DATASET ROWS ▸
○ ○ ○ ○

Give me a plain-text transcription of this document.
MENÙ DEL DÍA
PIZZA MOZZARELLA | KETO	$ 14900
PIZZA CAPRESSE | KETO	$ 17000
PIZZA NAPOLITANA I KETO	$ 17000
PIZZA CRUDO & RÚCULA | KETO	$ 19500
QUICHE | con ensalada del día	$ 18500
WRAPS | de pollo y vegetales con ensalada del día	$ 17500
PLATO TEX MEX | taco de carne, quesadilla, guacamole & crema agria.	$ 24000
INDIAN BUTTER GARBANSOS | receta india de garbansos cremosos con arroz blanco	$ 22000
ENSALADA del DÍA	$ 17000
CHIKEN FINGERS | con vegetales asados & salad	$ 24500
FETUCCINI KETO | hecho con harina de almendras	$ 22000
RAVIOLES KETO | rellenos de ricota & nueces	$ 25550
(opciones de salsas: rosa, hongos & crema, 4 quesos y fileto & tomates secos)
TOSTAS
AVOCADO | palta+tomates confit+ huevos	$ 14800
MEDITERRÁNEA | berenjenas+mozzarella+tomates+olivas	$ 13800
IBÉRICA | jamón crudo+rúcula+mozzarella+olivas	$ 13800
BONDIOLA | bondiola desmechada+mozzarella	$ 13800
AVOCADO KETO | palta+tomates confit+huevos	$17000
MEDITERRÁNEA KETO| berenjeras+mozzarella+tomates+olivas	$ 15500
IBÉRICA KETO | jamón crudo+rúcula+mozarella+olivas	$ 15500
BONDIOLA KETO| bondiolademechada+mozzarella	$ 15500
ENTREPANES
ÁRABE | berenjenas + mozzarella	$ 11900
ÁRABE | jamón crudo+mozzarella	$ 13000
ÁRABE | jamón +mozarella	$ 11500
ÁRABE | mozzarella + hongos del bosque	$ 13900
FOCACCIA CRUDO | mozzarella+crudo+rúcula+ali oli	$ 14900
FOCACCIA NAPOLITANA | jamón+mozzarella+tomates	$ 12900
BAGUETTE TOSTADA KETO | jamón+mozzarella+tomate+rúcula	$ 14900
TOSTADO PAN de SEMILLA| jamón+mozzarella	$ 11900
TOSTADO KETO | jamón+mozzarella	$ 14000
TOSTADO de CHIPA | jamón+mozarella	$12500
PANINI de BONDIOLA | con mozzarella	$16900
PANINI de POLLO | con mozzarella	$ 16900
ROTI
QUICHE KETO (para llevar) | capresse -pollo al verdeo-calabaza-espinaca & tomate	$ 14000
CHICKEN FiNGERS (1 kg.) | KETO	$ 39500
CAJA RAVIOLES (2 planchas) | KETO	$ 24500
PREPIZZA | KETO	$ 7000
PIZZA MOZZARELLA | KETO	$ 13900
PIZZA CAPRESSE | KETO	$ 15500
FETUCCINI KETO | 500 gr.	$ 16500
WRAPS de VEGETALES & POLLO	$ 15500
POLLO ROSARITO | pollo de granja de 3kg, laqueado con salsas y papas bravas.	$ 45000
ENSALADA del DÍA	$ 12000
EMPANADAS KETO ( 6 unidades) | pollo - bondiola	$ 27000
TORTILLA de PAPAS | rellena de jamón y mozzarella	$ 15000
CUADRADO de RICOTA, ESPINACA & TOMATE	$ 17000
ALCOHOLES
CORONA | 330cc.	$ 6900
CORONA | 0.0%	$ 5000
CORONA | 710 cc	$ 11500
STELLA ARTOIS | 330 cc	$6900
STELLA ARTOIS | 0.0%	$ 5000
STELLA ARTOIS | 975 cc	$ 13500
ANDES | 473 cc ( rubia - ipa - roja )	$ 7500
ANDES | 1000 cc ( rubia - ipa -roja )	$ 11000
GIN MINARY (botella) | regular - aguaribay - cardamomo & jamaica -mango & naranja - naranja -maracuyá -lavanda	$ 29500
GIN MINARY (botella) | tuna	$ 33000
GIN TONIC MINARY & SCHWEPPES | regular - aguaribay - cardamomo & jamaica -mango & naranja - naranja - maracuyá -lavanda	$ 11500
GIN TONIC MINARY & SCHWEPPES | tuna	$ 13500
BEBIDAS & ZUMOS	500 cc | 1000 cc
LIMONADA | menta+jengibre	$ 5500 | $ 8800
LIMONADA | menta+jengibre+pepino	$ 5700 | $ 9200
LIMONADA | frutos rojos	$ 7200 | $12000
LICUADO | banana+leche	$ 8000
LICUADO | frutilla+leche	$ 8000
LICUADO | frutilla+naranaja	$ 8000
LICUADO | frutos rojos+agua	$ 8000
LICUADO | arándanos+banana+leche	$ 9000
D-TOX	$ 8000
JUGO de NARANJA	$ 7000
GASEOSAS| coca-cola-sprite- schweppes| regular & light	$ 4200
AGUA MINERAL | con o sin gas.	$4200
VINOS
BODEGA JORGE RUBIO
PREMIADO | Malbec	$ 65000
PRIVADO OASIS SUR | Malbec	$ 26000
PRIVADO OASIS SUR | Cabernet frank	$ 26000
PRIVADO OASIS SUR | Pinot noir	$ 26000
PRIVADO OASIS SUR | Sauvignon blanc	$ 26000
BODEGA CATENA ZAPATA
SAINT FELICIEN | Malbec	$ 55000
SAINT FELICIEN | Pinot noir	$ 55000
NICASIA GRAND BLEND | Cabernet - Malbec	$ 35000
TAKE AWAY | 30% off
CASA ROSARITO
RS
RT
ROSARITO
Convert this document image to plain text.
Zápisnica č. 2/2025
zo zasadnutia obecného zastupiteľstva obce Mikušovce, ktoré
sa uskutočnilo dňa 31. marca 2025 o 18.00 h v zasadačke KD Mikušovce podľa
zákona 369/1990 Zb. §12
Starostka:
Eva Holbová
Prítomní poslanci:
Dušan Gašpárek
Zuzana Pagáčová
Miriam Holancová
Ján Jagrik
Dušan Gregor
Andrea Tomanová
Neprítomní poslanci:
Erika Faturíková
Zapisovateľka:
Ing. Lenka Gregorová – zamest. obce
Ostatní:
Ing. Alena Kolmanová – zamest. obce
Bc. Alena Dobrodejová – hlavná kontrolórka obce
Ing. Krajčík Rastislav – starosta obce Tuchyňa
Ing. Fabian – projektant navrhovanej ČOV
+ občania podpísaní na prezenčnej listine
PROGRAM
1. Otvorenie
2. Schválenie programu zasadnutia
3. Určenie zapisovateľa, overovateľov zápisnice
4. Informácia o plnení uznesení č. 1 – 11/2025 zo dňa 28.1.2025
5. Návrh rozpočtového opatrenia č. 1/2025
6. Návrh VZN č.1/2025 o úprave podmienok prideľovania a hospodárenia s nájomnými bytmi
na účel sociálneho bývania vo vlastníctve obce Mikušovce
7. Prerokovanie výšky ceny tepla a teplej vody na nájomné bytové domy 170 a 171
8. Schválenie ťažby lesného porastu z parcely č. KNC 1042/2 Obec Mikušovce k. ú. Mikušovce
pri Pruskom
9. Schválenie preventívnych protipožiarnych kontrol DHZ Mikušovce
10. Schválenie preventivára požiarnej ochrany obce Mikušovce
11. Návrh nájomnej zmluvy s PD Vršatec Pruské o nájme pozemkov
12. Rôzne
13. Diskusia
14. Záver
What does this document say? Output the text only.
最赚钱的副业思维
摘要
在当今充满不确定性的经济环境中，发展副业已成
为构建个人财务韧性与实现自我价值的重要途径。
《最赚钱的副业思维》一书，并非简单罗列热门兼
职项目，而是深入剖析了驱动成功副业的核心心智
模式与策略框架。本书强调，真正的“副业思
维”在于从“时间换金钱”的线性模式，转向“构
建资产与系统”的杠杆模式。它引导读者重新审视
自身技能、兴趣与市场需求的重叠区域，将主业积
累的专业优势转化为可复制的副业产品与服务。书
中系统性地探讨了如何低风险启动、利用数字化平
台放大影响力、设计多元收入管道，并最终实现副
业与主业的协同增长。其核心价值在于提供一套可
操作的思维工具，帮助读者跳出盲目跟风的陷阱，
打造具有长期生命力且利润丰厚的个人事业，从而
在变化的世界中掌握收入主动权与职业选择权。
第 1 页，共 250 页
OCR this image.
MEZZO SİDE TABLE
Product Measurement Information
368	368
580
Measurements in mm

○ ○ ○ ○

EXERCISE REQUIREMENTS ▸ Exactly as written, give again every line from the one containing "What does this" through the last line of the material above, and no other lines.

SOLUTION ▸
What does this document say? Output the text only.
最赚钱的副业思维
摘要
在当今充满不确定性的经济环境中，发展副业已成
为构建个人财务韧性与实现自我价值的重要途径。
《最赚钱的副业思维》一书，并非简单罗列热门兼
职项目，而是深入剖析了驱动成功副业的核心心智
模式与策略框架。本书强调，真正的“副业思
维”在于从“时间换金钱”的线性模式，转向“构
建资产与系统”的杠杆模式。它引导读者重新审视
自身技能、兴趣与市场需求的重叠区域，将主业积
累的专业优势转化为可复制的副业产品与服务。书
中系统性地探讨了如何低风险启动、利用数字化平
台放大影响力、设计多元收入管道，并最终实现副
业与主业的协同增长。其核心价值在于提供一套可
操作的思维工具，帮助读者跳出盲目跟风的陷阱，
打造具有长期生命力且利润丰厚的个人事业，从而
在变化的世界中掌握收入主动权与职业选择权。
第 1 页，共 250 页
OCR this image.
MEZZO SİDE TABLE
Product Measurement Information
368	368
580
Measurements in mm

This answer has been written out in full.